::: DATA FOR REVIEW :::

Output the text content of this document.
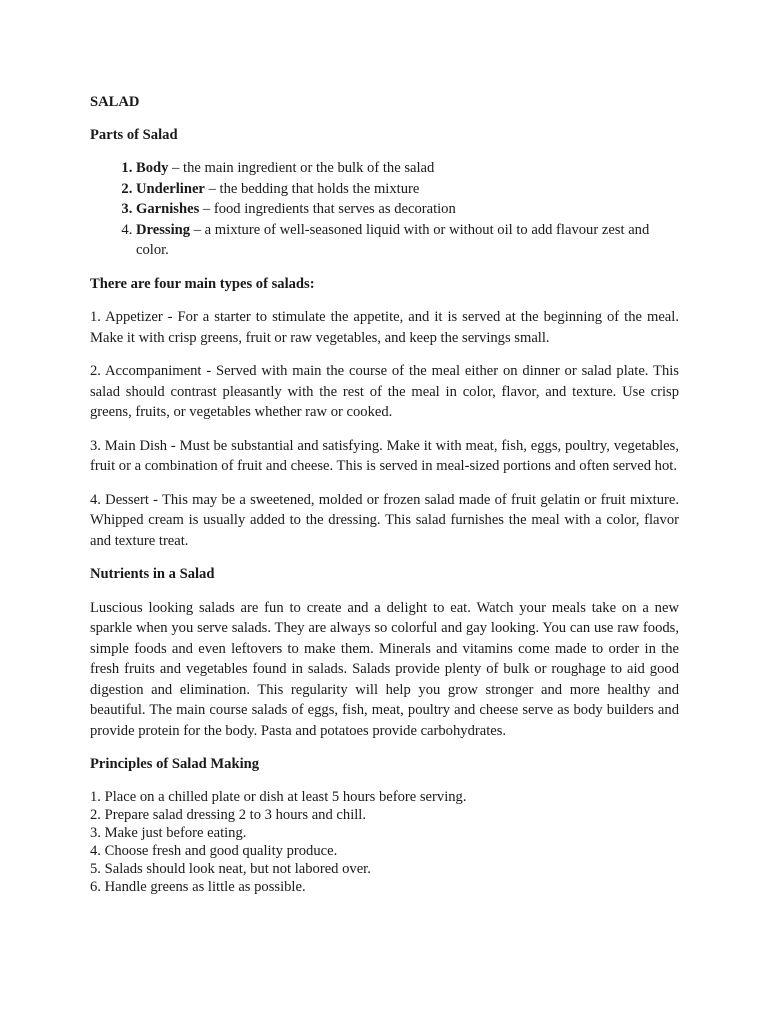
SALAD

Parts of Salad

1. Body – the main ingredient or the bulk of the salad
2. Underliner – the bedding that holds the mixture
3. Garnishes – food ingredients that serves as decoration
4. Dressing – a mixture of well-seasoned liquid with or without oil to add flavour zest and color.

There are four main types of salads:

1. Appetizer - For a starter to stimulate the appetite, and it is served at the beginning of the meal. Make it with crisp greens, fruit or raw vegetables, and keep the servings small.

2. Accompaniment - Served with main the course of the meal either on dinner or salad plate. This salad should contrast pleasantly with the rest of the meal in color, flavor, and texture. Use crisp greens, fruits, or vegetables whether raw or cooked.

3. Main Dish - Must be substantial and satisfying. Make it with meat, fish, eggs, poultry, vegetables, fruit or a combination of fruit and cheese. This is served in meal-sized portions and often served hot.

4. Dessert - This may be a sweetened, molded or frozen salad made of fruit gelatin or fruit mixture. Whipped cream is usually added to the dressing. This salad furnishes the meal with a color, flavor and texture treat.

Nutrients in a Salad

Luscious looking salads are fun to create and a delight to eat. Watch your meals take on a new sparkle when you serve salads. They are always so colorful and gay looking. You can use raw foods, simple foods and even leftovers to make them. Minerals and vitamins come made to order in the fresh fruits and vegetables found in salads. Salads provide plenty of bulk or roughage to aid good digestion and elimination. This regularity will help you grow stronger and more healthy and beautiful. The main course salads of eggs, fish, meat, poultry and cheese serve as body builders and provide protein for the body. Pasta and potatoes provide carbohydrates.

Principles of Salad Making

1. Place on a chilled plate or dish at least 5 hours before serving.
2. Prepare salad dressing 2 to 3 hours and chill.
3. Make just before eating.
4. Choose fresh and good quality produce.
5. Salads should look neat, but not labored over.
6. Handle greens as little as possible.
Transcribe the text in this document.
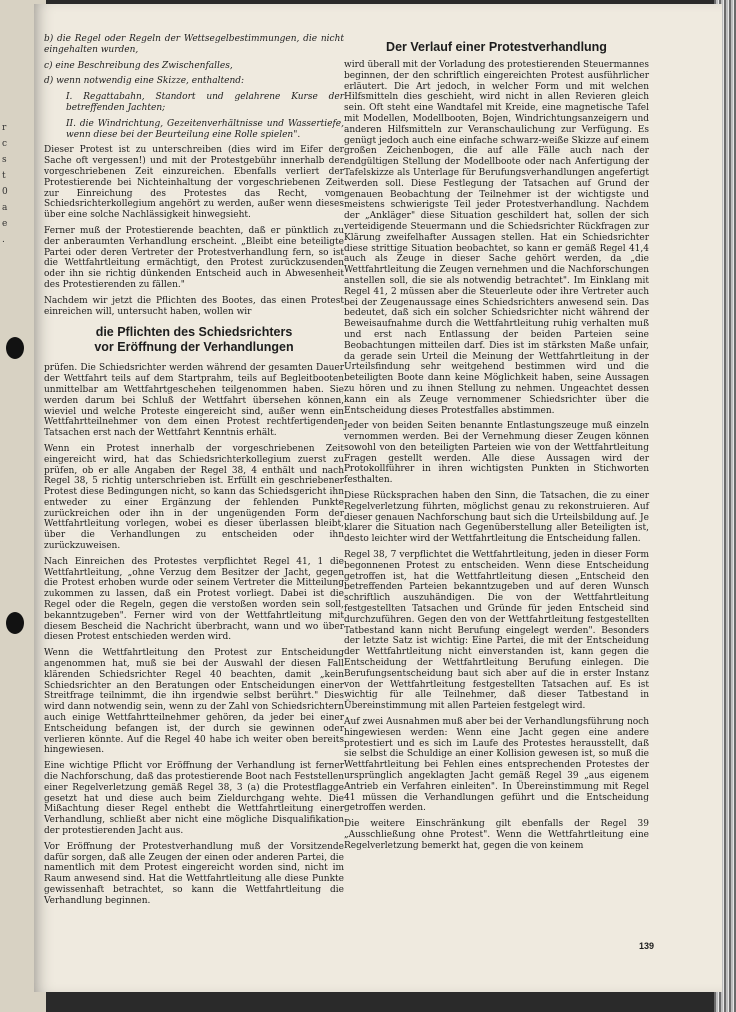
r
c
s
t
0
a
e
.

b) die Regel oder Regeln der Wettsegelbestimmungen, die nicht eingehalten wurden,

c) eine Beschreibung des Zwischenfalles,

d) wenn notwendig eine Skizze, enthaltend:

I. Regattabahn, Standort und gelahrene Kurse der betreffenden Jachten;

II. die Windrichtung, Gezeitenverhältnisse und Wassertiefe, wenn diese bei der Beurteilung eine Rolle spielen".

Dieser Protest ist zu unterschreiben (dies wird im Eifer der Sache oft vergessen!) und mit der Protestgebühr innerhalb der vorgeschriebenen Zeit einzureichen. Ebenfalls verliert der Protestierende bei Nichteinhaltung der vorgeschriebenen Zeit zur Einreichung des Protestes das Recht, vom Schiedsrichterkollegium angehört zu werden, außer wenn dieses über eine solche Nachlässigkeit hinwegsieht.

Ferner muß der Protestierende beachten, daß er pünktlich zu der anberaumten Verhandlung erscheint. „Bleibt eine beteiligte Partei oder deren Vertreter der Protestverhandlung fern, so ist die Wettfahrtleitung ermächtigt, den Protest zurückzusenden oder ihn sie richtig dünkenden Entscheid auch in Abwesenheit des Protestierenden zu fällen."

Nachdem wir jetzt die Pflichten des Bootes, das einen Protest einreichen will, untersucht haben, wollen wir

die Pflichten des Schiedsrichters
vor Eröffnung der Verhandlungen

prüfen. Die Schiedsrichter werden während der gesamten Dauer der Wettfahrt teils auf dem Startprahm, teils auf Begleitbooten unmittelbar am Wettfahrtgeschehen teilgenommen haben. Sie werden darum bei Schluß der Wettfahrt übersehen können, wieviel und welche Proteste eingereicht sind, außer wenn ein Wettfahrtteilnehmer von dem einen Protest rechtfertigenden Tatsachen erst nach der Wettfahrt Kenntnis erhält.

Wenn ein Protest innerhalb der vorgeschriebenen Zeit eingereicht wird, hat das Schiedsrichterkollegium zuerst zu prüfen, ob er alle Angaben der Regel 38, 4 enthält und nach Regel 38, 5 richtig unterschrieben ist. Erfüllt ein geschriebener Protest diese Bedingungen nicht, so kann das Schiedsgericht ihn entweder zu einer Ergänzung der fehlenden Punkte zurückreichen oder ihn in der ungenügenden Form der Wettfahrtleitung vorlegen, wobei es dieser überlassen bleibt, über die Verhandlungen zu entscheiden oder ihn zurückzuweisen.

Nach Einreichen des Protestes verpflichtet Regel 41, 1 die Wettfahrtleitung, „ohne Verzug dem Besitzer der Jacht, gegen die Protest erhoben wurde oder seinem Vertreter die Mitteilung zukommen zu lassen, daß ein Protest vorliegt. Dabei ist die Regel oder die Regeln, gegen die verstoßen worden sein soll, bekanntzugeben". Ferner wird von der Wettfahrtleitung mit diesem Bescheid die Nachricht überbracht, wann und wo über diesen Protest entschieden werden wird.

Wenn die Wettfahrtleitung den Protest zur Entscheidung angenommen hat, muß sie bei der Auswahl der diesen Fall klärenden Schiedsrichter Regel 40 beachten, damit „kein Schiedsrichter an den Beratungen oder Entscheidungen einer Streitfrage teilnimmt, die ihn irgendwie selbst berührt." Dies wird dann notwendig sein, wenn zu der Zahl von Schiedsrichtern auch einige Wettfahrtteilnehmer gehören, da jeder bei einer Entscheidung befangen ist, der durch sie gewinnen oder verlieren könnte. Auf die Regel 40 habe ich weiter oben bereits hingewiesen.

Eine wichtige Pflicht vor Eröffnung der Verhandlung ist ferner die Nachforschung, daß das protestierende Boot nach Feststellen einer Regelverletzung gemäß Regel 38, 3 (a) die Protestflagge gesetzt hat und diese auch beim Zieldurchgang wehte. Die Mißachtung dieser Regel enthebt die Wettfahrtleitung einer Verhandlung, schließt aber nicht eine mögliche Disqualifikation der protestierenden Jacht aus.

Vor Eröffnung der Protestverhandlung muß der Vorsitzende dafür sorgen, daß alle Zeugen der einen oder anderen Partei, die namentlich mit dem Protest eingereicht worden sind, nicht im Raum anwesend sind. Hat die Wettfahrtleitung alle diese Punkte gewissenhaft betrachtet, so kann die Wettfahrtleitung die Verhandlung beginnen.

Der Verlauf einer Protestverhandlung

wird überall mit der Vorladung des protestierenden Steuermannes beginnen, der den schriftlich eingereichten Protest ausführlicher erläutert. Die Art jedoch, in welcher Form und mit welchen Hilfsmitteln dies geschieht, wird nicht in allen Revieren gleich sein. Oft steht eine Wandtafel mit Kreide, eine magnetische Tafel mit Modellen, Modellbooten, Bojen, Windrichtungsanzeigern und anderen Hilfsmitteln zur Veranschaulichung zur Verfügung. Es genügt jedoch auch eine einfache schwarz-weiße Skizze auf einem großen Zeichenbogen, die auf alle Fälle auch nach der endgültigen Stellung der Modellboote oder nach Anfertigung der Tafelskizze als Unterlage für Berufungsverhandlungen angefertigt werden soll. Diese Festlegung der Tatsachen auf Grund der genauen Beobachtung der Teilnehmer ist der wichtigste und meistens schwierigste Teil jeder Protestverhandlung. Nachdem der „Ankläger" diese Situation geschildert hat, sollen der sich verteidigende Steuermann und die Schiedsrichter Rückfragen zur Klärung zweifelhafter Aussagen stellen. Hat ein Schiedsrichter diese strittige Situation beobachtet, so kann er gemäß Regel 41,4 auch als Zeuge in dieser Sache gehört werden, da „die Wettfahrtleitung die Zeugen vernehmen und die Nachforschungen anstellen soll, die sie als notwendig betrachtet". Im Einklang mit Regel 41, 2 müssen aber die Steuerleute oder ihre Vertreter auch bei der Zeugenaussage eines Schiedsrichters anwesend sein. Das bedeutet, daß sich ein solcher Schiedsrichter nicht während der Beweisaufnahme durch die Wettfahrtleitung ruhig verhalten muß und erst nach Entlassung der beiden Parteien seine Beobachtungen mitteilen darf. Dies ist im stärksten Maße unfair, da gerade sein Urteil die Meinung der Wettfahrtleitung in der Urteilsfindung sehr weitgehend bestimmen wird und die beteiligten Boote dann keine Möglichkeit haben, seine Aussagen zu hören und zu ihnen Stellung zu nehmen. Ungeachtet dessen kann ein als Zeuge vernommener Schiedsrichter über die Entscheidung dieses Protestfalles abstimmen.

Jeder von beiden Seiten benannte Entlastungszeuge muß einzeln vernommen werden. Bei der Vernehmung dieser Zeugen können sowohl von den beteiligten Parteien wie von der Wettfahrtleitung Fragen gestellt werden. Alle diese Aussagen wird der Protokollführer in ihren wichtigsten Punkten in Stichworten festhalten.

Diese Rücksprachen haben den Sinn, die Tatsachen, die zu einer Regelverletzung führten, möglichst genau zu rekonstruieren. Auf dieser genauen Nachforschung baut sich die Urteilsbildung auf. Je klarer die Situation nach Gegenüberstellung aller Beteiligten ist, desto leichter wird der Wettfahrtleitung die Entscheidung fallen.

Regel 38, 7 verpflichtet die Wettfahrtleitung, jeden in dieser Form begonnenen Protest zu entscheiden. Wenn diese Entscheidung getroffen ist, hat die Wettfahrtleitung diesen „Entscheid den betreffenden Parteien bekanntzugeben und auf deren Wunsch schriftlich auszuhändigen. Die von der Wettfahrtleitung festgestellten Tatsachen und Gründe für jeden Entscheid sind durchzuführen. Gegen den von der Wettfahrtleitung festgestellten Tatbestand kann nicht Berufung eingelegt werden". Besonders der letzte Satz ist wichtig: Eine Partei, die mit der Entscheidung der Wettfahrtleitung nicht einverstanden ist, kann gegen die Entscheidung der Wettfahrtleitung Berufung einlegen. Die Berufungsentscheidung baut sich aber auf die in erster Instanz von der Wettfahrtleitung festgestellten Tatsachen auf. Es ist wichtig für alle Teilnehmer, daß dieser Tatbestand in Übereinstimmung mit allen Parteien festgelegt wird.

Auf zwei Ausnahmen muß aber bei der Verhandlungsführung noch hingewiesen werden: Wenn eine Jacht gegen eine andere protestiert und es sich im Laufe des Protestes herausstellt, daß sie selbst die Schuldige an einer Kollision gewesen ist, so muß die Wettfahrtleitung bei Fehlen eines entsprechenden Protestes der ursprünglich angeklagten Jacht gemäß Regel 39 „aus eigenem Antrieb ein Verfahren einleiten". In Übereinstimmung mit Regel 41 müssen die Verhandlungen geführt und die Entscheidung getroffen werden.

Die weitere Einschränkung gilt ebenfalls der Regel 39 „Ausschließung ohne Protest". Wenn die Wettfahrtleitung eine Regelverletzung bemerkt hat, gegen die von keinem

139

:::
::: DATA FOR REVIEW :::

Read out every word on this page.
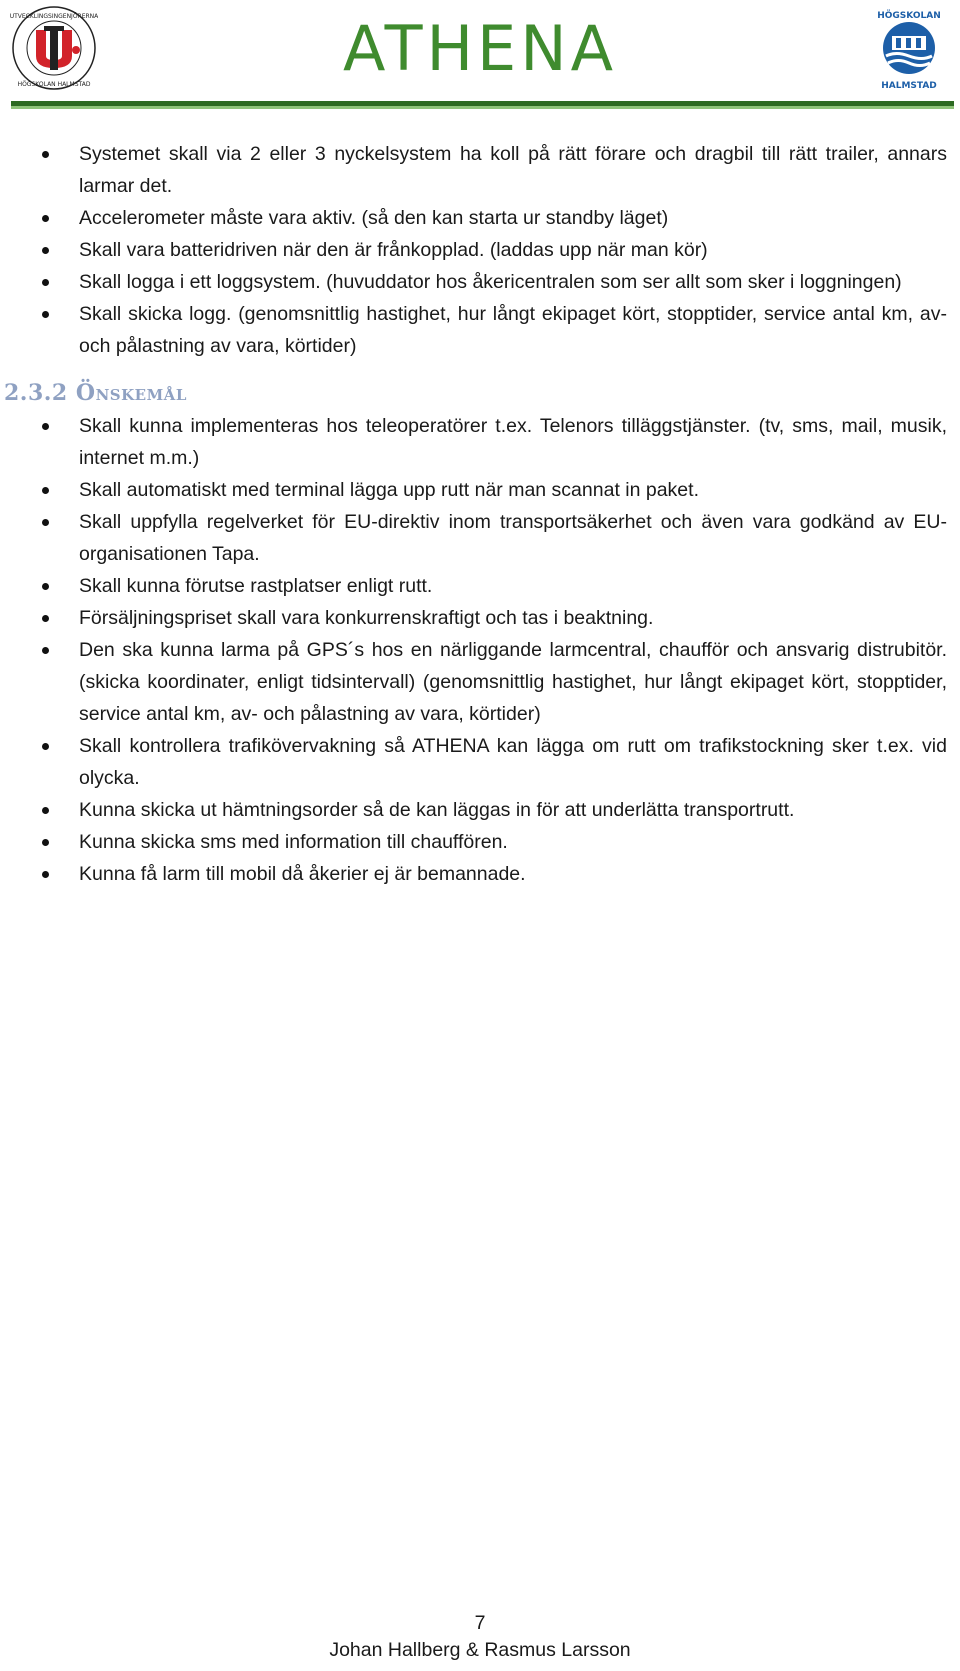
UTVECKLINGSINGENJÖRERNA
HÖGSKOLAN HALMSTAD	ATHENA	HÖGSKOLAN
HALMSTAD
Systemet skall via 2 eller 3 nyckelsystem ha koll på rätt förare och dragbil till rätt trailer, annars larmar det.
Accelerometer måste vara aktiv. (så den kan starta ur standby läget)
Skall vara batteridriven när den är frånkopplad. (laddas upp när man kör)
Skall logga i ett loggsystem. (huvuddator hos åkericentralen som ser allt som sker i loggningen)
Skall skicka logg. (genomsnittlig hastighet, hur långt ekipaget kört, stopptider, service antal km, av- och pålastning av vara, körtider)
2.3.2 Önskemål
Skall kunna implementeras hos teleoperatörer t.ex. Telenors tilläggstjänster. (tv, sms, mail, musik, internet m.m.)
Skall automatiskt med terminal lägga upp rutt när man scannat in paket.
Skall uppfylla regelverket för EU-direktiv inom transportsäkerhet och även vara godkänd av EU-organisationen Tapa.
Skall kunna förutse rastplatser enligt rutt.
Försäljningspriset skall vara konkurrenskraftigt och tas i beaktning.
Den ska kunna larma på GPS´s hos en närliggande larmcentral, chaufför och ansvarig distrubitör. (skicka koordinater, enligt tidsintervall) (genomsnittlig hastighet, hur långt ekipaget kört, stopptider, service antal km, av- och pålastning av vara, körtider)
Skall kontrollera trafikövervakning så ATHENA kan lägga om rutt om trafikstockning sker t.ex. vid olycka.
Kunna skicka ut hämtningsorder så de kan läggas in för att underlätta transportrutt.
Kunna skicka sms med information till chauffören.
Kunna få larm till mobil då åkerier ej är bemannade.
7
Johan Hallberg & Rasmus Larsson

:::

### WHAT THIS TASK INVOLVES
Where a line above holds the string "kört", show that line.

### RESPONSE AREA
Skall skicka logg. (genomsnittlig hastighet, hur långt ekipaget kört, stopptider, service antal km, av- och pålastning av vara, körtider)
Den ska kunna larma på GPS´s hos en närliggande larmcentral, chaufför och ansvarig distrubitör. (skicka koordinater, enligt tidsintervall) (genomsnittlig hastighet, hur långt ekipaget kört, stopptider, service antal km, av- och pålastning av vara, körtider)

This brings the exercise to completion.